Requirements: Copy out all lines with the word "structured" in them.
====== Record list ======
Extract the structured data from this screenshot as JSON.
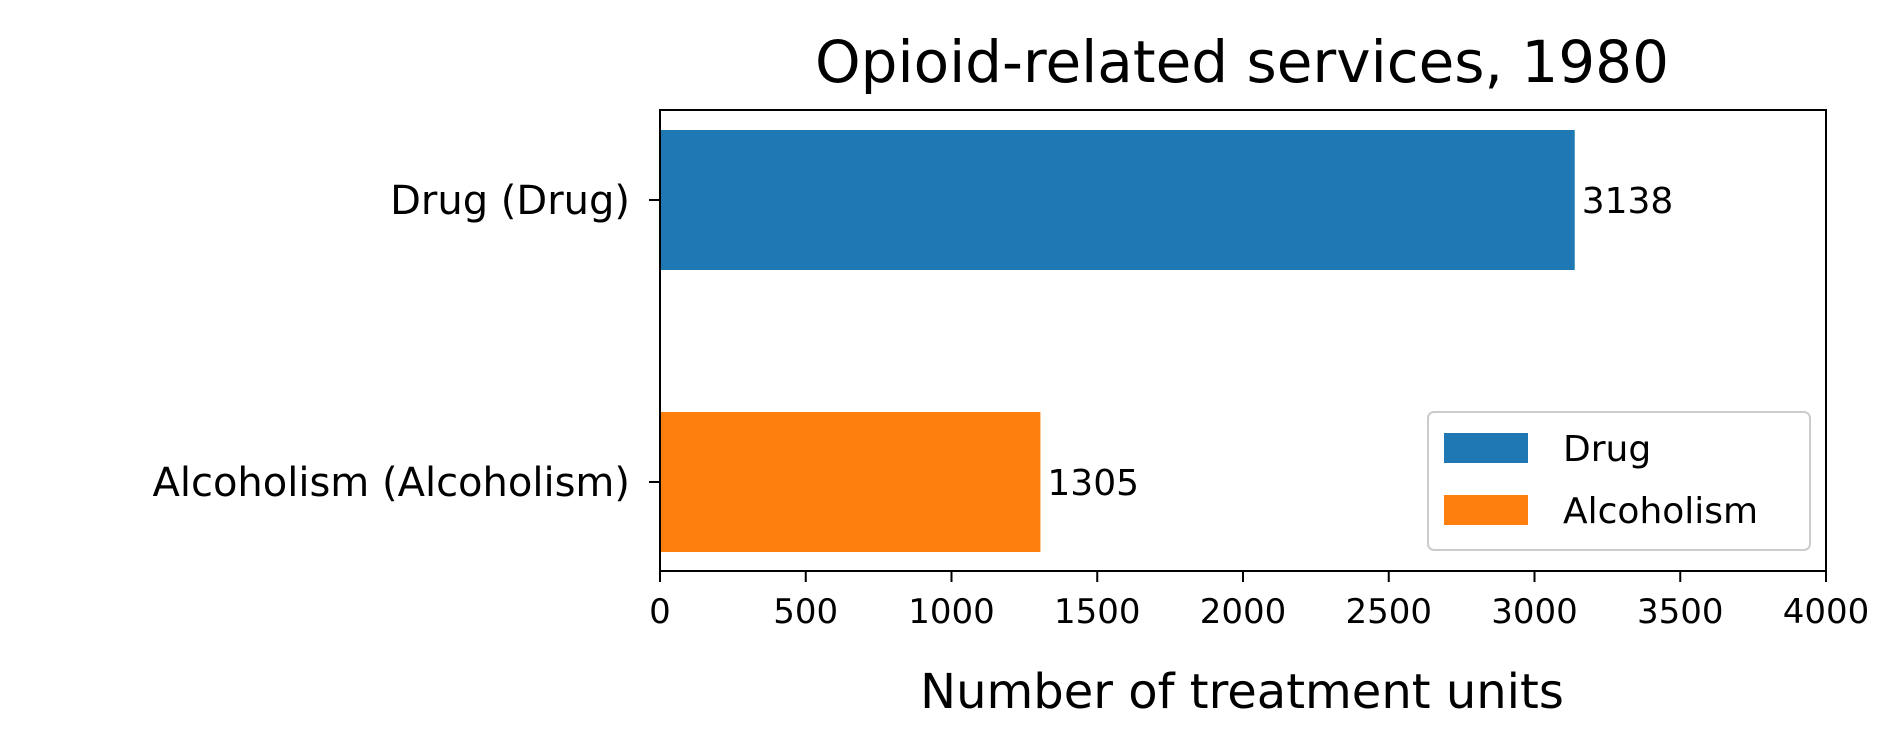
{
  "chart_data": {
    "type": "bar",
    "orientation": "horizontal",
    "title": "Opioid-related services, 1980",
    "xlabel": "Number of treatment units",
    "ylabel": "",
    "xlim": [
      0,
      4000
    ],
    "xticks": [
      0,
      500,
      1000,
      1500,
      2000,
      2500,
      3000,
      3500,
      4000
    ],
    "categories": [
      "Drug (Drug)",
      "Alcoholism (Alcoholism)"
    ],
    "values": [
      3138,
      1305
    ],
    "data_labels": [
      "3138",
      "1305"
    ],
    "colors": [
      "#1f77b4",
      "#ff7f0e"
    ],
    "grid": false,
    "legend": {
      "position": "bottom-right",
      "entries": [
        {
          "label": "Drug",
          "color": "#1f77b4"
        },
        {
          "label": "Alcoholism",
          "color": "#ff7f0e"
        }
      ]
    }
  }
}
======
====== Record list ======
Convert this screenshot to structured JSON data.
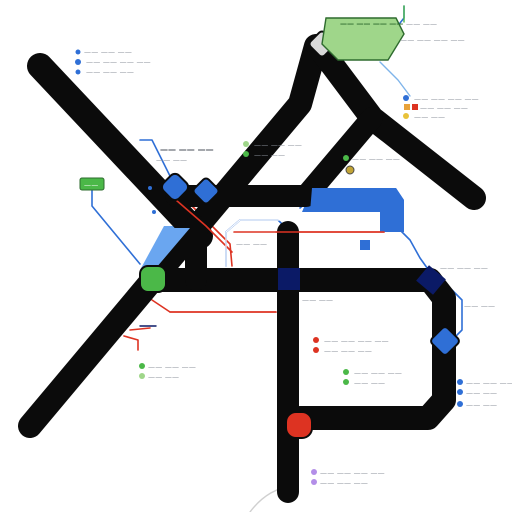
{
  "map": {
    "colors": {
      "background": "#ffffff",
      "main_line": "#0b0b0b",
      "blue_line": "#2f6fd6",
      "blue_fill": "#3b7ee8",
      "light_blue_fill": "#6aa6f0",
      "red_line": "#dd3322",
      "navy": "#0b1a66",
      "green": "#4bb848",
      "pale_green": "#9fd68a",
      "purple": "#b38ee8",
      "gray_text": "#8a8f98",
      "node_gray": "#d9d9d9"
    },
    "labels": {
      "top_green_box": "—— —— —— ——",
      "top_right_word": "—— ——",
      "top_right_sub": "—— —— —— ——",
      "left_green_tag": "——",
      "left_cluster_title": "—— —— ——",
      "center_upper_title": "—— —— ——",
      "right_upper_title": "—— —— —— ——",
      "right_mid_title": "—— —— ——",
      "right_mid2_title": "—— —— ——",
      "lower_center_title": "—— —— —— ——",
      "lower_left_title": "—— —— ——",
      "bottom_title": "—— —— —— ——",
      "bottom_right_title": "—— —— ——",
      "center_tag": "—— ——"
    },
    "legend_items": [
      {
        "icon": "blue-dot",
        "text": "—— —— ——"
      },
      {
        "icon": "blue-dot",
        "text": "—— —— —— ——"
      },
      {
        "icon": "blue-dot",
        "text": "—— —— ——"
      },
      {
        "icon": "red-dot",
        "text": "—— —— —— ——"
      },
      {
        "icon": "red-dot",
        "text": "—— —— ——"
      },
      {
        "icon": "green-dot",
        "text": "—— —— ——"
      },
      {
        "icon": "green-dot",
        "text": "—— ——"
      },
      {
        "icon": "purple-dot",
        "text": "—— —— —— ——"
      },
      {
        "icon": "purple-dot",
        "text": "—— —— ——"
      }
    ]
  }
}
======
Complete answer:
Extract the structured data from this screenshot as JSON.
Convert this screenshot to structured JSON data.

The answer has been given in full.